Every line that holds the string "Tennet" is to be identified and copied.

RECORDS FOR THE TASK:
___

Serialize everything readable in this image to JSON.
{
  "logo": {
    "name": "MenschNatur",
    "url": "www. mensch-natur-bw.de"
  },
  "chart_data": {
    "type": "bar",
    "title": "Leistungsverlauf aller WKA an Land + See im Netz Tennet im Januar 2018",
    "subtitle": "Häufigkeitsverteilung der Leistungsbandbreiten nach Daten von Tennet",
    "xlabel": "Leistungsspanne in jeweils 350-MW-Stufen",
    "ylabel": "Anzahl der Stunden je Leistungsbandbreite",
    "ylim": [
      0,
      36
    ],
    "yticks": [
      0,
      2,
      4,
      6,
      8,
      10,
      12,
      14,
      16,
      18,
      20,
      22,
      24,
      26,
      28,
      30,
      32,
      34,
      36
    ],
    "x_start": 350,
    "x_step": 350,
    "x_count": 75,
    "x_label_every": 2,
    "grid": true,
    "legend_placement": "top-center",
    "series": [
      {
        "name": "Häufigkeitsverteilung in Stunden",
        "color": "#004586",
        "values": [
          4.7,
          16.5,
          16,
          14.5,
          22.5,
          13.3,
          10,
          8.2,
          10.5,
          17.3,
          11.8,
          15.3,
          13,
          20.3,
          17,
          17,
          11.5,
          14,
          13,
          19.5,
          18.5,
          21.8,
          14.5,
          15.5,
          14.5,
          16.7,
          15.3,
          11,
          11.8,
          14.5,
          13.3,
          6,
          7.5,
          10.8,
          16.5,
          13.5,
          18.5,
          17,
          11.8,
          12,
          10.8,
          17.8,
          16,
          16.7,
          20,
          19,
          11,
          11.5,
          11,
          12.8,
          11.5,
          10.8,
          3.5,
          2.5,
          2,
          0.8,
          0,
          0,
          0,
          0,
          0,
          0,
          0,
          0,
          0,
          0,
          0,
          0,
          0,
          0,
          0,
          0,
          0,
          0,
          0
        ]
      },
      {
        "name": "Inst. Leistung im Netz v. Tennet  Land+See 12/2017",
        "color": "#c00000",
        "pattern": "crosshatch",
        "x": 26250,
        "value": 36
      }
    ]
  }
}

___

ANSWER TO THE TASK:
    "title": "Leistungsverlauf aller WKA an Land + See im Netz Tennet im Januar 2018",
    "subtitle": "Häufigkeitsverteilung der Leistungsbandbreiten nach Daten von Tennet",
        "name": "Inst. Leistung im Netz v. Tennet  Land+See 12/2017",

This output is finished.